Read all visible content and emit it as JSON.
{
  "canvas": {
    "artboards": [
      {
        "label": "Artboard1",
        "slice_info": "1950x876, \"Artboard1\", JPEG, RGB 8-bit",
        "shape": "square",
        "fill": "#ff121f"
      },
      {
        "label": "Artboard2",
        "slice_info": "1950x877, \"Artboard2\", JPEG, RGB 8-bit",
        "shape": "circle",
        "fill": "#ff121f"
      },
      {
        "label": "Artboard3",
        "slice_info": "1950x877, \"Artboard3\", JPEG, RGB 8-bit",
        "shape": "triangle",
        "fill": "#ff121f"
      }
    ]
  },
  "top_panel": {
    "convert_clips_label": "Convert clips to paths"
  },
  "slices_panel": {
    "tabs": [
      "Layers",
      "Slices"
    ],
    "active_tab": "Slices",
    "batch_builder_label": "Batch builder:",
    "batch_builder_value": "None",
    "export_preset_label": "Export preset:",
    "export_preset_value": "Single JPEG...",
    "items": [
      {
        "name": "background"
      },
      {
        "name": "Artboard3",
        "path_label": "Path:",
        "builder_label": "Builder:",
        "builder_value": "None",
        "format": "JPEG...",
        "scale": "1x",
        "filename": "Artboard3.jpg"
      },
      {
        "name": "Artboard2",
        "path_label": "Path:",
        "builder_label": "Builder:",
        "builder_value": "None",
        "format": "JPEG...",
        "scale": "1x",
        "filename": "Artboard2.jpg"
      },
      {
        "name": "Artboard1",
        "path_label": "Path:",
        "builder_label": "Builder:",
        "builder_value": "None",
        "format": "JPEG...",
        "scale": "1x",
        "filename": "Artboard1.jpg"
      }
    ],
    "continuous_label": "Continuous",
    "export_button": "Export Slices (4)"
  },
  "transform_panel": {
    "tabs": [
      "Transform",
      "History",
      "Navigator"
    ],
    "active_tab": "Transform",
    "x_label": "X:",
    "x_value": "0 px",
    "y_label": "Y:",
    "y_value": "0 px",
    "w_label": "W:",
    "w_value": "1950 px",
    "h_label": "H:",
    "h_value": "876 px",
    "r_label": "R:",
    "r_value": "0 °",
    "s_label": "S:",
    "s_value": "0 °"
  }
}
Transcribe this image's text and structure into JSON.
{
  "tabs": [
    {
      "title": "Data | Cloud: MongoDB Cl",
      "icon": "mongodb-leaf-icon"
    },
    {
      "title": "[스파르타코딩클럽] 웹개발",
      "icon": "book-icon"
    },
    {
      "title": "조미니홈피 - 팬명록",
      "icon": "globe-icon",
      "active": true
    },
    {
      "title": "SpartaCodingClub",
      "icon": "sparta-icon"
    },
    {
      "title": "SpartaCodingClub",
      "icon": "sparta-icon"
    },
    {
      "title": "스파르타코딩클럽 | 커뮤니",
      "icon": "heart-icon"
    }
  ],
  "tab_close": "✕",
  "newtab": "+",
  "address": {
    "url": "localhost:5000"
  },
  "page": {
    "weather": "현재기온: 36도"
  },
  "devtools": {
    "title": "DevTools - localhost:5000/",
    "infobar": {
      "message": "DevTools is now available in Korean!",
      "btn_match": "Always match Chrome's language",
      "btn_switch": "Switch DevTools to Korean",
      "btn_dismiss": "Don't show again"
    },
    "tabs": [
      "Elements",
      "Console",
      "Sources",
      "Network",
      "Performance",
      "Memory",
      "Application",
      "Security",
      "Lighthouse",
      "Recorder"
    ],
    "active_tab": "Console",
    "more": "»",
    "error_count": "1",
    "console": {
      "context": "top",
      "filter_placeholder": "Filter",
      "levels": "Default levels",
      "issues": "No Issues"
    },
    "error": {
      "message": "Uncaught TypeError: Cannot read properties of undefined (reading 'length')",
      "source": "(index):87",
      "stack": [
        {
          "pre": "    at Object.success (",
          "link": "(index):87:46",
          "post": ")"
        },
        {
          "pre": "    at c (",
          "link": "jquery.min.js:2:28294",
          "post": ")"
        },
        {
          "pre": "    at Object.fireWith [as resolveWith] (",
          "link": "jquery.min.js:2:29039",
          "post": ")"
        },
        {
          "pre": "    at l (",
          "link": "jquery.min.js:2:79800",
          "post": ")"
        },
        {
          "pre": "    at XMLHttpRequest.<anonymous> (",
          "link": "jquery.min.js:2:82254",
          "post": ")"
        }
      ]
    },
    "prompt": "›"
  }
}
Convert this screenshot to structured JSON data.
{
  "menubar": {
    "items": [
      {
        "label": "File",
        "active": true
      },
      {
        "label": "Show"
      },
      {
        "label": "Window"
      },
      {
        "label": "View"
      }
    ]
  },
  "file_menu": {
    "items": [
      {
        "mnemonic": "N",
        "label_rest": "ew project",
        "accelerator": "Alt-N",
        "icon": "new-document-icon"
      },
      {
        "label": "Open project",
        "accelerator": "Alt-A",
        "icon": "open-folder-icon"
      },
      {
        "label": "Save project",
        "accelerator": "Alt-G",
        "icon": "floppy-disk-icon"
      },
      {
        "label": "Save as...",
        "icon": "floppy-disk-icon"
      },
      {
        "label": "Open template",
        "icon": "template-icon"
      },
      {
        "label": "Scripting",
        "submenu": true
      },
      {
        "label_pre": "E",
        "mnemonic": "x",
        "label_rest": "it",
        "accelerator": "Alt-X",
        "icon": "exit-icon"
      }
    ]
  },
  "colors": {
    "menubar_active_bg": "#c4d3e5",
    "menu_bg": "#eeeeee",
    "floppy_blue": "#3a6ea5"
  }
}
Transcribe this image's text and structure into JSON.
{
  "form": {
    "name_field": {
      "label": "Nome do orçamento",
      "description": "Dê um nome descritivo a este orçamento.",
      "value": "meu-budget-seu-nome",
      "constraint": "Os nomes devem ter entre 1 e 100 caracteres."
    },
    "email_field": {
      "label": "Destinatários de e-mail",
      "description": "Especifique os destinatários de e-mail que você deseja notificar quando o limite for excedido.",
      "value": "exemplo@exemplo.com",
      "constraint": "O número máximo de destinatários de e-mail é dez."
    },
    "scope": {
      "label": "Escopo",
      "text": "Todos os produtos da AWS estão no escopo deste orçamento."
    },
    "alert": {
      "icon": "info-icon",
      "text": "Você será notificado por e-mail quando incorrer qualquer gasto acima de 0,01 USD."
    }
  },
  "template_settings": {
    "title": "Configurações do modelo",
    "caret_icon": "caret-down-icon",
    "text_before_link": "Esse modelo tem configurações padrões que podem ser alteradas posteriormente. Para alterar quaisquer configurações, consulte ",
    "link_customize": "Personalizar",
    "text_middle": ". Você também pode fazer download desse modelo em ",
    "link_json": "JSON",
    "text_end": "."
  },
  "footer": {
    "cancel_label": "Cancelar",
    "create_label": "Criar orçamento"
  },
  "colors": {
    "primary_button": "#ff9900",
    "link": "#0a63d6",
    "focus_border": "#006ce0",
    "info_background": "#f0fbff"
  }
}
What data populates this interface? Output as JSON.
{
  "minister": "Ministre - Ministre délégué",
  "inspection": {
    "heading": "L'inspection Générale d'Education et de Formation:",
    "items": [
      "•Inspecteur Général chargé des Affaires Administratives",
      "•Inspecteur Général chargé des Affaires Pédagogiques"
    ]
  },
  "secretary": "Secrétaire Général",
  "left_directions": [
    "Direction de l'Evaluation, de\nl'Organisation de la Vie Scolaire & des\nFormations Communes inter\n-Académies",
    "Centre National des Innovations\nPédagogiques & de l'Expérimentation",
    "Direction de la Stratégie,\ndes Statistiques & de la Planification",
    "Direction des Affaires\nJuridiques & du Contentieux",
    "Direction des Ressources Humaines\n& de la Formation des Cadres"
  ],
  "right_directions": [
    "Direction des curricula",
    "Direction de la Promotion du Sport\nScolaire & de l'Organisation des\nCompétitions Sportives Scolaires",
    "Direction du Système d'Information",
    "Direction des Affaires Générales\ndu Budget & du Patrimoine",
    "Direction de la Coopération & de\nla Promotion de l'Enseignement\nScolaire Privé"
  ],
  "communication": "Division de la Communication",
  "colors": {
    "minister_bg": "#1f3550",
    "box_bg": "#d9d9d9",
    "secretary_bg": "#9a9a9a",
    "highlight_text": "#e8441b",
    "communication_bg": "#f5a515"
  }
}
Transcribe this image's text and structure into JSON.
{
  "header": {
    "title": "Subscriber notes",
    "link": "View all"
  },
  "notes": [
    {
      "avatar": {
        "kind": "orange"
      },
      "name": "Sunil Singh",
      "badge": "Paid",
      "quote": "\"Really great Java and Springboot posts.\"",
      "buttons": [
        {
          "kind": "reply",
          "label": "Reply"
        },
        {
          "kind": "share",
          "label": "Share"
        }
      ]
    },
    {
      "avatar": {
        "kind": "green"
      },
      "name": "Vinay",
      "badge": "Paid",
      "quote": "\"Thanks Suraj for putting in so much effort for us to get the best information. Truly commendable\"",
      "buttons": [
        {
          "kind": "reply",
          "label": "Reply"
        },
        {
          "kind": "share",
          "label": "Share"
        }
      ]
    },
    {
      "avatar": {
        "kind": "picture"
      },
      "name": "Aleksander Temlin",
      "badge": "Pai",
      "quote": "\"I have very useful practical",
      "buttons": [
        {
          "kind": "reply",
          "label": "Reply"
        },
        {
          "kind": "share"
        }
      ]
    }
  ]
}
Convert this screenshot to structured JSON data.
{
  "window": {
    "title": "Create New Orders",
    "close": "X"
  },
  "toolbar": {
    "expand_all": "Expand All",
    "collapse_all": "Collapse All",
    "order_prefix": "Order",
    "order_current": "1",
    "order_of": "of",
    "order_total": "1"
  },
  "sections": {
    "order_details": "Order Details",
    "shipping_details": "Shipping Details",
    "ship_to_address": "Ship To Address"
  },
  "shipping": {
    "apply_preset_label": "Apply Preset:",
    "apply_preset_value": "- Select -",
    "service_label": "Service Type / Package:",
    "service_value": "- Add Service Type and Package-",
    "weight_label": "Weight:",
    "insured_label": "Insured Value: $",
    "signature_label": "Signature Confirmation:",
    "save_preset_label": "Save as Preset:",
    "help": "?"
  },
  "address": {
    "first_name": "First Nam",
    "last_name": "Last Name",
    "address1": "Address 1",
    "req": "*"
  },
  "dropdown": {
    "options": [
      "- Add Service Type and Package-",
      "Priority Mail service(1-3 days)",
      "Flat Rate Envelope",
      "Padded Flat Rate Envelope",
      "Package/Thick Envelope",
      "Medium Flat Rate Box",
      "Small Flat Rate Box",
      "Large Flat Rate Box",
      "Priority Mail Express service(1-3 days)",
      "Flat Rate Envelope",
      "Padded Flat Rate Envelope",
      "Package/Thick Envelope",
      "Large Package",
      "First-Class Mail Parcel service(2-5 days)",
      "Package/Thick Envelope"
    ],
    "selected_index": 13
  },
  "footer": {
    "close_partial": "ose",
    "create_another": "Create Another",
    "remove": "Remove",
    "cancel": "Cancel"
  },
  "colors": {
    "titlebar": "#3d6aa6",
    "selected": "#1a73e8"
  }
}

# # # # #

Directions for this task –
Tally the lines that hold the string "inspection" and state the total, nothing more.

Task output –
2